Using the listing below, select the lines with the word "been" and copy them.

(Saved entries)
════════════════════

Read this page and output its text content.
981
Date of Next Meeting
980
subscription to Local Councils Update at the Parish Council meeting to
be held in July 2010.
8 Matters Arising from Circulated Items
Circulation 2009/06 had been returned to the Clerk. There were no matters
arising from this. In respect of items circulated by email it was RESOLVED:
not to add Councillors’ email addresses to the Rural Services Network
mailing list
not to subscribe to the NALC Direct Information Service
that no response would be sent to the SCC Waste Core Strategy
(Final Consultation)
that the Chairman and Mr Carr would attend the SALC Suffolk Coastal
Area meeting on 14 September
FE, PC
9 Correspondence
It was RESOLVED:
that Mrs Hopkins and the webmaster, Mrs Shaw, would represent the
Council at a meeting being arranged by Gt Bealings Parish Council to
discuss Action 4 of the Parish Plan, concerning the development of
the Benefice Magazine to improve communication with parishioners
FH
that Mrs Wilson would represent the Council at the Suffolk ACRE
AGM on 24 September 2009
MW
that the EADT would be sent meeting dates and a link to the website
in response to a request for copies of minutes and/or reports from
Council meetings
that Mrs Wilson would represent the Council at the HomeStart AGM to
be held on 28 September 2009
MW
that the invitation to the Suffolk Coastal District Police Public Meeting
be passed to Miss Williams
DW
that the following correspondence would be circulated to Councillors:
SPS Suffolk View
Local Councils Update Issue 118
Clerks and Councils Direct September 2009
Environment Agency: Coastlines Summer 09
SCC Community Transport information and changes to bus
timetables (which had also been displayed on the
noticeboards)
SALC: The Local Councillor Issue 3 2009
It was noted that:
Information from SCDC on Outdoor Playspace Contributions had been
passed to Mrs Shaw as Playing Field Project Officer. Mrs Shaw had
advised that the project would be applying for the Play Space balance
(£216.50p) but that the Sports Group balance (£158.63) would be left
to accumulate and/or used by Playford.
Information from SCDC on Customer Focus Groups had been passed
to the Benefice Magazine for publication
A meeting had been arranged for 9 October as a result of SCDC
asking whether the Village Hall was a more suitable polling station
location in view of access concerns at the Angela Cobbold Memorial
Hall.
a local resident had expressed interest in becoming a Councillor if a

════════════════════

**SOLUTION TO THE PROBLEM:**
Circulation 2009/06 had been returned to the Clerk. There were no matters
timetables (which had also been displayed on the
Information from SCDC on Outdoor Playspace Contributions had been
Information from SCDC on Customer Focus Groups had been passed
A meeting had been arranged for 9 October as a result of SCDC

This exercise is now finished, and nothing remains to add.